SUPPLIED MATERIAL:
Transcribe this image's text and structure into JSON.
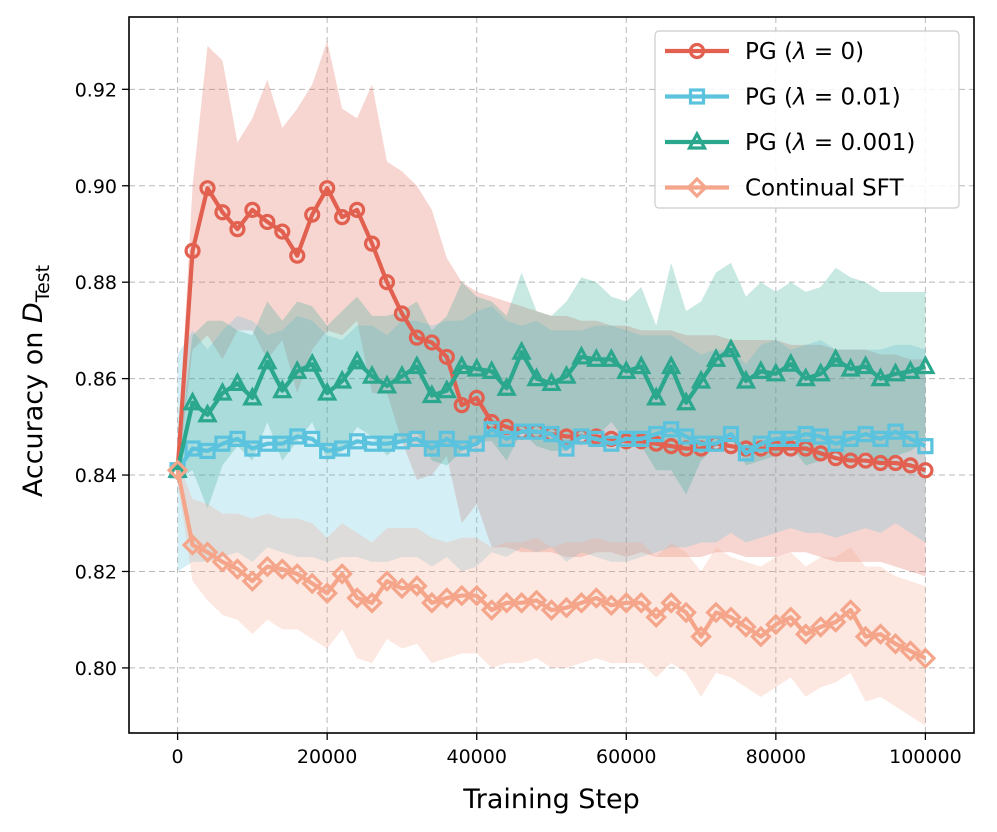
{
  "chart_data": {
    "type": "line",
    "title": "",
    "xlabel": "Training Step",
    "ylabel": {
      "base": "Accuracy on ",
      "symbol": "D",
      "subscript": "Test"
    },
    "xlim": [
      -6500,
      106500
    ],
    "ylim": [
      0.7865,
      0.935
    ],
    "xticks": [
      0,
      20000,
      40000,
      60000,
      80000,
      100000
    ],
    "xtick_labels": [
      "0",
      "20000",
      "40000",
      "60000",
      "80000",
      "100000"
    ],
    "yticks": [
      0.8,
      0.82,
      0.84,
      0.86,
      0.88,
      0.9,
      0.92
    ],
    "ytick_labels": [
      "0.80",
      "0.82",
      "0.84",
      "0.86",
      "0.88",
      "0.90",
      "0.92"
    ],
    "grid": true,
    "legend_position": "top-right",
    "x": [
      0,
      2000,
      4000,
      6000,
      8000,
      10000,
      12000,
      14000,
      16000,
      18000,
      20000,
      22000,
      24000,
      26000,
      28000,
      30000,
      32000,
      34000,
      36000,
      38000,
      40000,
      42000,
      44000,
      46000,
      48000,
      50000,
      52000,
      54000,
      56000,
      58000,
      60000,
      62000,
      64000,
      66000,
      68000,
      70000,
      72000,
      74000,
      76000,
      78000,
      80000,
      82000,
      84000,
      86000,
      88000,
      90000,
      92000,
      94000,
      96000,
      98000,
      100000
    ],
    "series": [
      {
        "name": "PG (λ = 0)",
        "legend_parts": [
          "PG (",
          "λ",
          " = 0)"
        ],
        "color": "#e2604f",
        "marker": "circle",
        "values": [
          0.841,
          0.8865,
          0.8995,
          0.8945,
          0.891,
          0.895,
          0.8925,
          0.8905,
          0.8855,
          0.894,
          0.8995,
          0.8935,
          0.895,
          0.888,
          0.88,
          0.8735,
          0.8685,
          0.8675,
          0.8645,
          0.8545,
          0.856,
          0.851,
          0.85,
          0.849,
          0.849,
          0.8485,
          0.848,
          0.848,
          0.848,
          0.8475,
          0.847,
          0.847,
          0.8465,
          0.846,
          0.8455,
          0.8455,
          0.8465,
          0.846,
          0.8455,
          0.8455,
          0.8455,
          0.8455,
          0.8455,
          0.8445,
          0.8435,
          0.843,
          0.843,
          0.8425,
          0.8425,
          0.842,
          0.841
        ],
        "band_upper": [
          0.843,
          0.9,
          0.929,
          0.926,
          0.909,
          0.914,
          0.922,
          0.912,
          0.916,
          0.921,
          0.93,
          0.916,
          0.914,
          0.921,
          0.905,
          0.903,
          0.9,
          0.895,
          0.885,
          0.88,
          0.878,
          0.877,
          0.876,
          0.875,
          0.874,
          0.873,
          0.873,
          0.872,
          0.872,
          0.871,
          0.871,
          0.87,
          0.87,
          0.87,
          0.869,
          0.869,
          0.869,
          0.868,
          0.868,
          0.868,
          0.868,
          0.867,
          0.867,
          0.867,
          0.866,
          0.866,
          0.866,
          0.865,
          0.865,
          0.864,
          0.864
        ],
        "band_lower": [
          0.839,
          0.866,
          0.869,
          0.864,
          0.87,
          0.87,
          0.864,
          0.868,
          0.857,
          0.866,
          0.87,
          0.869,
          0.872,
          0.857,
          0.857,
          0.847,
          0.839,
          0.84,
          0.844,
          0.83,
          0.834,
          0.825,
          0.825,
          0.824,
          0.824,
          0.824,
          0.823,
          0.823,
          0.824,
          0.824,
          0.823,
          0.824,
          0.823,
          0.823,
          0.823,
          0.823,
          0.824,
          0.824,
          0.823,
          0.823,
          0.823,
          0.824,
          0.824,
          0.823,
          0.822,
          0.822,
          0.822,
          0.822,
          0.821,
          0.82,
          0.819
        ]
      },
      {
        "name": "PG (λ = 0.01)",
        "legend_parts": [
          "PG (",
          "λ",
          " = 0.01)"
        ],
        "color": "#5bc3de",
        "marker": "square",
        "values": [
          0.841,
          0.8455,
          0.845,
          0.8465,
          0.8475,
          0.8455,
          0.8465,
          0.8465,
          0.848,
          0.8475,
          0.845,
          0.8455,
          0.847,
          0.8465,
          0.8465,
          0.847,
          0.8475,
          0.8455,
          0.8475,
          0.8455,
          0.8465,
          0.8495,
          0.8475,
          0.849,
          0.849,
          0.8485,
          0.8455,
          0.848,
          0.8475,
          0.8465,
          0.8475,
          0.8475,
          0.8485,
          0.8495,
          0.848,
          0.8465,
          0.8465,
          0.8485,
          0.8445,
          0.8465,
          0.8475,
          0.8475,
          0.8485,
          0.848,
          0.8465,
          0.8475,
          0.8485,
          0.8475,
          0.849,
          0.8475,
          0.846
        ],
        "band_upper": [
          0.865,
          0.87,
          0.866,
          0.87,
          0.873,
          0.872,
          0.869,
          0.87,
          0.873,
          0.872,
          0.869,
          0.868,
          0.871,
          0.871,
          0.869,
          0.872,
          0.872,
          0.871,
          0.872,
          0.872,
          0.874,
          0.875,
          0.872,
          0.871,
          0.872,
          0.87,
          0.87,
          0.87,
          0.871,
          0.871,
          0.87,
          0.869,
          0.869,
          0.869,
          0.867,
          0.865,
          0.866,
          0.866,
          0.863,
          0.867,
          0.868,
          0.866,
          0.867,
          0.868,
          0.866,
          0.866,
          0.866,
          0.866,
          0.867,
          0.867,
          0.866
        ],
        "band_lower": [
          0.82,
          0.822,
          0.822,
          0.823,
          0.824,
          0.822,
          0.825,
          0.824,
          0.823,
          0.823,
          0.822,
          0.823,
          0.823,
          0.822,
          0.822,
          0.823,
          0.823,
          0.821,
          0.823,
          0.82,
          0.821,
          0.824,
          0.823,
          0.825,
          0.824,
          0.825,
          0.822,
          0.824,
          0.823,
          0.822,
          0.822,
          0.823,
          0.824,
          0.825,
          0.825,
          0.826,
          0.826,
          0.828,
          0.826,
          0.827,
          0.828,
          0.829,
          0.828,
          0.828,
          0.827,
          0.828,
          0.829,
          0.828,
          0.83,
          0.828,
          0.826
        ]
      },
      {
        "name": "PG (λ = 0.001)",
        "legend_parts": [
          "PG (",
          "λ",
          " = 0.001)"
        ],
        "color": "#2ba78e",
        "marker": "triangle",
        "values": [
          0.841,
          0.855,
          0.8525,
          0.857,
          0.859,
          0.856,
          0.8635,
          0.8575,
          0.8615,
          0.863,
          0.857,
          0.8595,
          0.8635,
          0.8605,
          0.8585,
          0.8605,
          0.8625,
          0.8565,
          0.8575,
          0.8625,
          0.862,
          0.8615,
          0.858,
          0.8655,
          0.86,
          0.859,
          0.8605,
          0.8645,
          0.864,
          0.864,
          0.8615,
          0.8625,
          0.856,
          0.8625,
          0.855,
          0.8595,
          0.864,
          0.866,
          0.8595,
          0.8615,
          0.861,
          0.863,
          0.86,
          0.861,
          0.864,
          0.862,
          0.8625,
          0.86,
          0.861,
          0.8615,
          0.8625
        ],
        "band_upper": [
          0.843,
          0.869,
          0.872,
          0.872,
          0.87,
          0.869,
          0.876,
          0.872,
          0.876,
          0.875,
          0.871,
          0.874,
          0.877,
          0.873,
          0.873,
          0.874,
          0.876,
          0.87,
          0.873,
          0.88,
          0.877,
          0.876,
          0.873,
          0.882,
          0.874,
          0.873,
          0.876,
          0.881,
          0.88,
          0.877,
          0.876,
          0.879,
          0.871,
          0.884,
          0.874,
          0.876,
          0.882,
          0.884,
          0.877,
          0.88,
          0.878,
          0.88,
          0.878,
          0.879,
          0.883,
          0.881,
          0.88,
          0.878,
          0.878,
          0.878,
          0.878
        ],
        "band_lower": [
          0.839,
          0.841,
          0.833,
          0.842,
          0.846,
          0.843,
          0.851,
          0.843,
          0.847,
          0.851,
          0.843,
          0.845,
          0.85,
          0.848,
          0.844,
          0.847,
          0.849,
          0.843,
          0.842,
          0.845,
          0.847,
          0.847,
          0.843,
          0.849,
          0.846,
          0.845,
          0.845,
          0.848,
          0.848,
          0.851,
          0.847,
          0.846,
          0.841,
          0.841,
          0.836,
          0.843,
          0.846,
          0.848,
          0.842,
          0.843,
          0.844,
          0.846,
          0.842,
          0.843,
          0.845,
          0.843,
          0.845,
          0.842,
          0.844,
          0.845,
          0.847
        ]
      },
      {
        "name": "Continual SFT",
        "legend_parts": [
          "Continual SFT"
        ],
        "color": "#f4a58a",
        "marker": "diamond",
        "values": [
          0.841,
          0.8255,
          0.824,
          0.822,
          0.8205,
          0.818,
          0.821,
          0.8205,
          0.8195,
          0.8175,
          0.8155,
          0.8195,
          0.8145,
          0.8135,
          0.818,
          0.8165,
          0.817,
          0.8135,
          0.8145,
          0.815,
          0.815,
          0.812,
          0.8135,
          0.8135,
          0.814,
          0.812,
          0.8125,
          0.8135,
          0.8145,
          0.813,
          0.8135,
          0.8135,
          0.8105,
          0.8135,
          0.8115,
          0.8065,
          0.8115,
          0.8105,
          0.8085,
          0.8065,
          0.809,
          0.8105,
          0.807,
          0.8085,
          0.8095,
          0.812,
          0.8065,
          0.807,
          0.805,
          0.8035,
          0.802
        ],
        "band_upper": [
          0.843,
          0.835,
          0.834,
          0.832,
          0.832,
          0.831,
          0.832,
          0.831,
          0.831,
          0.83,
          0.827,
          0.83,
          0.828,
          0.826,
          0.829,
          0.829,
          0.829,
          0.827,
          0.826,
          0.827,
          0.827,
          0.825,
          0.826,
          0.826,
          0.827,
          0.825,
          0.826,
          0.826,
          0.827,
          0.826,
          0.826,
          0.826,
          0.823,
          0.826,
          0.824,
          0.82,
          0.825,
          0.823,
          0.822,
          0.821,
          0.823,
          0.824,
          0.821,
          0.823,
          0.823,
          0.825,
          0.821,
          0.821,
          0.819,
          0.818,
          0.817
        ],
        "band_lower": [
          0.839,
          0.818,
          0.814,
          0.811,
          0.81,
          0.807,
          0.81,
          0.808,
          0.808,
          0.806,
          0.804,
          0.808,
          0.802,
          0.801,
          0.806,
          0.804,
          0.805,
          0.801,
          0.802,
          0.803,
          0.803,
          0.8,
          0.801,
          0.801,
          0.802,
          0.8,
          0.8,
          0.801,
          0.802,
          0.801,
          0.801,
          0.801,
          0.798,
          0.801,
          0.799,
          0.794,
          0.799,
          0.798,
          0.796,
          0.794,
          0.796,
          0.798,
          0.794,
          0.796,
          0.797,
          0.799,
          0.793,
          0.794,
          0.792,
          0.79,
          0.788
        ]
      }
    ]
  }
}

GOAL: Using the listing above, pick out each line that contains the word "color", then copy it.

RESPONSE TO THIS TASK:
        "color": "#e2604f",
        "color": "#5bc3de",
        "color": "#2ba78e",
        "color": "#f4a58a",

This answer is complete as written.